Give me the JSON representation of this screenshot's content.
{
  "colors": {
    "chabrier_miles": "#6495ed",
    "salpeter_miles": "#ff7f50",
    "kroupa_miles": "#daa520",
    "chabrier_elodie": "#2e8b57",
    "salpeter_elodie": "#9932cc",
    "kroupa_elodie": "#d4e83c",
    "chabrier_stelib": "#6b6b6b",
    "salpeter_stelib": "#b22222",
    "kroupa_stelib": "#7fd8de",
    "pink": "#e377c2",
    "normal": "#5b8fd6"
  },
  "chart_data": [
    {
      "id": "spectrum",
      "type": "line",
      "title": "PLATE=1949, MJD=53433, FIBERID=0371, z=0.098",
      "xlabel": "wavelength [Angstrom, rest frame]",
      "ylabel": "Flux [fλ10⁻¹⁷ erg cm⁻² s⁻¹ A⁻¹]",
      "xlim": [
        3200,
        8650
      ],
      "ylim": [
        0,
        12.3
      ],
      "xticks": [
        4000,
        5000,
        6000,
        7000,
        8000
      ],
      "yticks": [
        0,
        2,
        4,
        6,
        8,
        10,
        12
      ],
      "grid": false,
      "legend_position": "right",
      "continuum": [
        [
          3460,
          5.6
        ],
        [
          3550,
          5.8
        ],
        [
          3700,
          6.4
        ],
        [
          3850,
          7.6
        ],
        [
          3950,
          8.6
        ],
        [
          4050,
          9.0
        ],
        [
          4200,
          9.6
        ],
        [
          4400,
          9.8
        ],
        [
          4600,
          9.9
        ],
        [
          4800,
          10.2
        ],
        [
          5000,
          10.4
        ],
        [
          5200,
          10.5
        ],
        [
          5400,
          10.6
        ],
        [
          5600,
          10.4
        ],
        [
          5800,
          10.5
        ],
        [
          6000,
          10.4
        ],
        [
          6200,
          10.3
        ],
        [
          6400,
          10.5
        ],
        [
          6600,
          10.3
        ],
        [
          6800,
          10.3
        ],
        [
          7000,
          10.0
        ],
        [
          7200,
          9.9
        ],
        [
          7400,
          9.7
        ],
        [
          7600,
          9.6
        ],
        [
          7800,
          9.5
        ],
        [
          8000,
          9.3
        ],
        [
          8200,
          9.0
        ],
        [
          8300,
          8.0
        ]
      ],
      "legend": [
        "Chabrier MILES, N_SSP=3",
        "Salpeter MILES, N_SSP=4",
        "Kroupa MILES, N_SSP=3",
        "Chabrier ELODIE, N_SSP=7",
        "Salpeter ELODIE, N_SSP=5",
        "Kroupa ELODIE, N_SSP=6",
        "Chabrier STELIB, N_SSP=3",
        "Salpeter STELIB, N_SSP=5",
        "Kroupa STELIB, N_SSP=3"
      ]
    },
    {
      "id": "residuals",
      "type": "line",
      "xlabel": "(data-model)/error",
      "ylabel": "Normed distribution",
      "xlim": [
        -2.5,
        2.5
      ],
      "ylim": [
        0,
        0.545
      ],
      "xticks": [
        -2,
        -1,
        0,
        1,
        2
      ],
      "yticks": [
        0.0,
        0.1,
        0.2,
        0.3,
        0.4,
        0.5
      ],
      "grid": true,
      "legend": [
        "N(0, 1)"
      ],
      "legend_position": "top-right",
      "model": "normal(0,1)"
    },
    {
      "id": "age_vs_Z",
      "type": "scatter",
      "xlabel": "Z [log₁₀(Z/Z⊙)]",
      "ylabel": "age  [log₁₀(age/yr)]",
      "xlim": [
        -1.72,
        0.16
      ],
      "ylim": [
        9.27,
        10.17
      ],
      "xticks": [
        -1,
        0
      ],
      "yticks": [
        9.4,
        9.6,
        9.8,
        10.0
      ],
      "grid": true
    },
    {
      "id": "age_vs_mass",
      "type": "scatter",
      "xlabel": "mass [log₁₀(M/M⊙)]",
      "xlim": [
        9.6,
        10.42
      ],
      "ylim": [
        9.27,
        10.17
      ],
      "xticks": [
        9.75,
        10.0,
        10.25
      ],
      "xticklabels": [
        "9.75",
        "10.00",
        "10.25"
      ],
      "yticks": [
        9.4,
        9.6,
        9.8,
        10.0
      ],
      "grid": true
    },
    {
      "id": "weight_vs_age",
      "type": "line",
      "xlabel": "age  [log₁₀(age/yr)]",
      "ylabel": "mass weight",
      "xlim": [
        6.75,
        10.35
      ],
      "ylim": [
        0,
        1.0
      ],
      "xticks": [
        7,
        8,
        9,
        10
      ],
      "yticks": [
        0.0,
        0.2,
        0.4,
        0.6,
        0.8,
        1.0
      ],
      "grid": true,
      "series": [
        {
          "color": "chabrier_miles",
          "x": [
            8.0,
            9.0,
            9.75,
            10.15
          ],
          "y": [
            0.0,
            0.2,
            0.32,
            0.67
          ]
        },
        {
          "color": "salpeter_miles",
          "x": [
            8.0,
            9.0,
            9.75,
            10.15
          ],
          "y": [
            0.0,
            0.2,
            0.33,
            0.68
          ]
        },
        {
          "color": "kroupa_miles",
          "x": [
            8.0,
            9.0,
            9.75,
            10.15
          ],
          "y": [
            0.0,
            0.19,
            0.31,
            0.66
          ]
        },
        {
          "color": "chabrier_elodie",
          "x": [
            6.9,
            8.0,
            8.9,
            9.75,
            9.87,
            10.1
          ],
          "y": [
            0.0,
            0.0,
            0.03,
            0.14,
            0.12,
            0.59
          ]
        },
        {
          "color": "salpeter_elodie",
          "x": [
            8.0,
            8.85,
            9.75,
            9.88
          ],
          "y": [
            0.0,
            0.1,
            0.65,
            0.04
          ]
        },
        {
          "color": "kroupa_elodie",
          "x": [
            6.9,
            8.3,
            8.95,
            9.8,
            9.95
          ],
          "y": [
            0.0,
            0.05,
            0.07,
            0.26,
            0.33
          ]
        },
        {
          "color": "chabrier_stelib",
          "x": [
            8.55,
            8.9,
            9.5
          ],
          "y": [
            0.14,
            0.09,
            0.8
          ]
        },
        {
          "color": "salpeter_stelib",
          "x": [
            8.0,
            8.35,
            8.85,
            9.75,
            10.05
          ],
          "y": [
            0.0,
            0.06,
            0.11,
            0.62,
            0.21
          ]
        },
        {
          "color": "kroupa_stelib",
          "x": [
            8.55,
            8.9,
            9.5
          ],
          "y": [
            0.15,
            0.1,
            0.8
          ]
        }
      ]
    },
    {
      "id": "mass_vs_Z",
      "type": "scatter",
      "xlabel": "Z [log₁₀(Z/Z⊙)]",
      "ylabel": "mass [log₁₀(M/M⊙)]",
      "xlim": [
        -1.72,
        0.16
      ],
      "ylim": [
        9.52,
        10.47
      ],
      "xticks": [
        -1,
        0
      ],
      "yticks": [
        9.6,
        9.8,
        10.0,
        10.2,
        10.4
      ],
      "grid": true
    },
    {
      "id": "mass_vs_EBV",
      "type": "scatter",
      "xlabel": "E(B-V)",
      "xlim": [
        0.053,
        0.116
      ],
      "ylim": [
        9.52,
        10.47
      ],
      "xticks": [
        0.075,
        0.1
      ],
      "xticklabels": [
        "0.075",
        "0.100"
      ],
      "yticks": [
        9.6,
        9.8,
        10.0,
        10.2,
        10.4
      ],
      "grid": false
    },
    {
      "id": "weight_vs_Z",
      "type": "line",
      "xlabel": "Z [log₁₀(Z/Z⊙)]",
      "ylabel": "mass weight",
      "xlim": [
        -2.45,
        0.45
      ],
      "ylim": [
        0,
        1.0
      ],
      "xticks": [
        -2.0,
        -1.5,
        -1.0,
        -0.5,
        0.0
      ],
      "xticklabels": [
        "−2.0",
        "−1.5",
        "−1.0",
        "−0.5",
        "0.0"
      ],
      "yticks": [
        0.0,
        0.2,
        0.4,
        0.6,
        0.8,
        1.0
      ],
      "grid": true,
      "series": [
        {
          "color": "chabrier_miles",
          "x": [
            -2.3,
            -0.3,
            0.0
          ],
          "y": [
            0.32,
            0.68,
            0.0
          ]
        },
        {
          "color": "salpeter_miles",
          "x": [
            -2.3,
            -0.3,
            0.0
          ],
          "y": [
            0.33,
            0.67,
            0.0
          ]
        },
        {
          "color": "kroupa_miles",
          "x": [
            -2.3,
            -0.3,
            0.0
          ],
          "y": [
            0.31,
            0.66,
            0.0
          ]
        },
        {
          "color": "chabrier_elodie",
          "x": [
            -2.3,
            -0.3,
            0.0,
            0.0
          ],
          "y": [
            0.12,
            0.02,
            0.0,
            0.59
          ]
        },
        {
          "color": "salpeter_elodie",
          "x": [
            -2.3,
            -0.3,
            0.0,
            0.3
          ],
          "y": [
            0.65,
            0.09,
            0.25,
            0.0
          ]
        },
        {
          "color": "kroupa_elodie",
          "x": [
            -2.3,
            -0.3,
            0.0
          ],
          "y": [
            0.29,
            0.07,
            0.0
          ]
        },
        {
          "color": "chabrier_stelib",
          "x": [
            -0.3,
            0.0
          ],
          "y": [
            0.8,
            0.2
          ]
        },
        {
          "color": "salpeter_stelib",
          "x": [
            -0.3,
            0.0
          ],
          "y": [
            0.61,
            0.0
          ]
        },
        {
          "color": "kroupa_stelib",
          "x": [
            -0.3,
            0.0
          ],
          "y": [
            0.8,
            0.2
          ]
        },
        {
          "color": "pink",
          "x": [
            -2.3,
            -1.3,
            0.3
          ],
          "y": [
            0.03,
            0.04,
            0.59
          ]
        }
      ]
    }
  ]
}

------------

Show the lines where the word "xlabel" appears in the entries.

      "xlabel": "wavelength [Angstrom, rest frame]",
      "xlabel": "(data-model)/error",
      "xlabel": "Z [log₁₀(Z/Z⊙)]",
      "xlabel": "mass [log₁₀(M/M⊙)]",
      "xlabel": "age  [log₁₀(age/yr)]",
      "xlabel": "Z [log₁₀(Z/Z⊙)]",
      "xlabel": "E(B-V)",
      "xlabel": "Z [log₁₀(Z/Z⊙)]",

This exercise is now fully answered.